(Stored items)
+ + + + + + +
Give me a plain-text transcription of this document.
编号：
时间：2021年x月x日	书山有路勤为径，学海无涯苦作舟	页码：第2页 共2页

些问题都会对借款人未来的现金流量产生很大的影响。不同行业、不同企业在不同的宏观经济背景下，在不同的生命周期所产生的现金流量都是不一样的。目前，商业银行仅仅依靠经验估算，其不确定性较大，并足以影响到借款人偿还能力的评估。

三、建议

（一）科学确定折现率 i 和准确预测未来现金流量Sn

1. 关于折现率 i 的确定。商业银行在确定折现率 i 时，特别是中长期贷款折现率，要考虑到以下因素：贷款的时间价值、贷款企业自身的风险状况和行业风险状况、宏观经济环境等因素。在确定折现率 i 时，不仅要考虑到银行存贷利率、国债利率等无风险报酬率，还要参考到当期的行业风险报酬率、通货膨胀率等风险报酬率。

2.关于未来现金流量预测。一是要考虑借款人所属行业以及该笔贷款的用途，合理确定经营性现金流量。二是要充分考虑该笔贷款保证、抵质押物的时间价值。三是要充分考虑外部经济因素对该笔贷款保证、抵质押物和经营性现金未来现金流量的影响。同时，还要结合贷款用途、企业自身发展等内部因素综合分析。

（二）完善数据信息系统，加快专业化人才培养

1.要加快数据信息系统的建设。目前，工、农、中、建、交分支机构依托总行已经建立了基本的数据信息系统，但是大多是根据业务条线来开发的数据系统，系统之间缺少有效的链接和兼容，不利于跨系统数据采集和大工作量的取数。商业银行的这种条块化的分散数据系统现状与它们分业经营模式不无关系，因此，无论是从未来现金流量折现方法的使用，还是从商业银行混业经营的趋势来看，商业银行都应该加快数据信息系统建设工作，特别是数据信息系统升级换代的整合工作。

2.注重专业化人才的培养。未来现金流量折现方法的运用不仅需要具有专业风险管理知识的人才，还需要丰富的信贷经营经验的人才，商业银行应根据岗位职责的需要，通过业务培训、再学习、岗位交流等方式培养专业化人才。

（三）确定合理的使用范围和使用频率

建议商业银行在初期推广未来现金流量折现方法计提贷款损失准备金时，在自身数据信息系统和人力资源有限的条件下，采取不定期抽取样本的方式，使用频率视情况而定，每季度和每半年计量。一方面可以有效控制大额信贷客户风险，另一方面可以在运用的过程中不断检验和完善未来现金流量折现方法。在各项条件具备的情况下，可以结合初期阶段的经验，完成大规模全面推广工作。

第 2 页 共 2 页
+ + + + + + +
**INSTRUCTION**
Give every line of the material again, exactly as it reads.

**FINAL ANSWER**
Give me a plain-text transcription of this document.
编号：
时间：2021年x月x日	书山有路勤为径，学海无涯苦作舟	页码：第2页 共2页

些问题都会对借款人未来的现金流量产生很大的影响。不同行业、不同企业在不同的宏观经济背景下，在不同的生命周期所产生的现金流量都是不一样的。目前，商业银行仅仅依靠经验估算，其不确定性较大，并足以影响到借款人偿还能力的评估。

三、建议

（一）科学确定折现率 i 和准确预测未来现金流量Sn

1. 关于折现率 i 的确定。商业银行在确定折现率 i 时，特别是中长期贷款折现率，要考虑到以下因素：贷款的时间价值、贷款企业自身的风险状况和行业风险状况、宏观经济环境等因素。在确定折现率 i 时，不仅要考虑到银行存贷利率、国债利率等无风险报酬率，还要参考到当期的行业风险报酬率、通货膨胀率等风险报酬率。

2.关于未来现金流量预测。一是要考虑借款人所属行业以及该笔贷款的用途，合理确定经营性现金流量。二是要充分考虑该笔贷款保证、抵质押物的时间价值。三是要充分考虑外部经济因素对该笔贷款保证、抵质押物和经营性现金未来现金流量的影响。同时，还要结合贷款用途、企业自身发展等内部因素综合分析。

（二）完善数据信息系统，加快专业化人才培养

1.要加快数据信息系统的建设。目前，工、农、中、建、交分支机构依托总行已经建立了基本的数据信息系统，但是大多是根据业务条线来开发的数据系统，系统之间缺少有效的链接和兼容，不利于跨系统数据采集和大工作量的取数。商业银行的这种条块化的分散数据系统现状与它们分业经营模式不无关系，因此，无论是从未来现金流量折现方法的使用，还是从商业银行混业经营的趋势来看，商业银行都应该加快数据信息系统建设工作，特别是数据信息系统升级换代的整合工作。

2.注重专业化人才的培养。未来现金流量折现方法的运用不仅需要具有专业风险管理知识的人才，还需要丰富的信贷经营经验的人才，商业银行应根据岗位职责的需要，通过业务培训、再学习、岗位交流等方式培养专业化人才。

（三）确定合理的使用范围和使用频率

建议商业银行在初期推广未来现金流量折现方法计提贷款损失准备金时，在自身数据信息系统和人力资源有限的条件下，采取不定期抽取样本的方式，使用频率视情况而定，每季度和每半年计量。一方面可以有效控制大额信贷客户风险，另一方面可以在运用的过程中不断检验和完善未来现金流量折现方法。在各项条件具备的情况下，可以结合初期阶段的经验，完成大规模全面推广工作。

第 2 页 共 2 页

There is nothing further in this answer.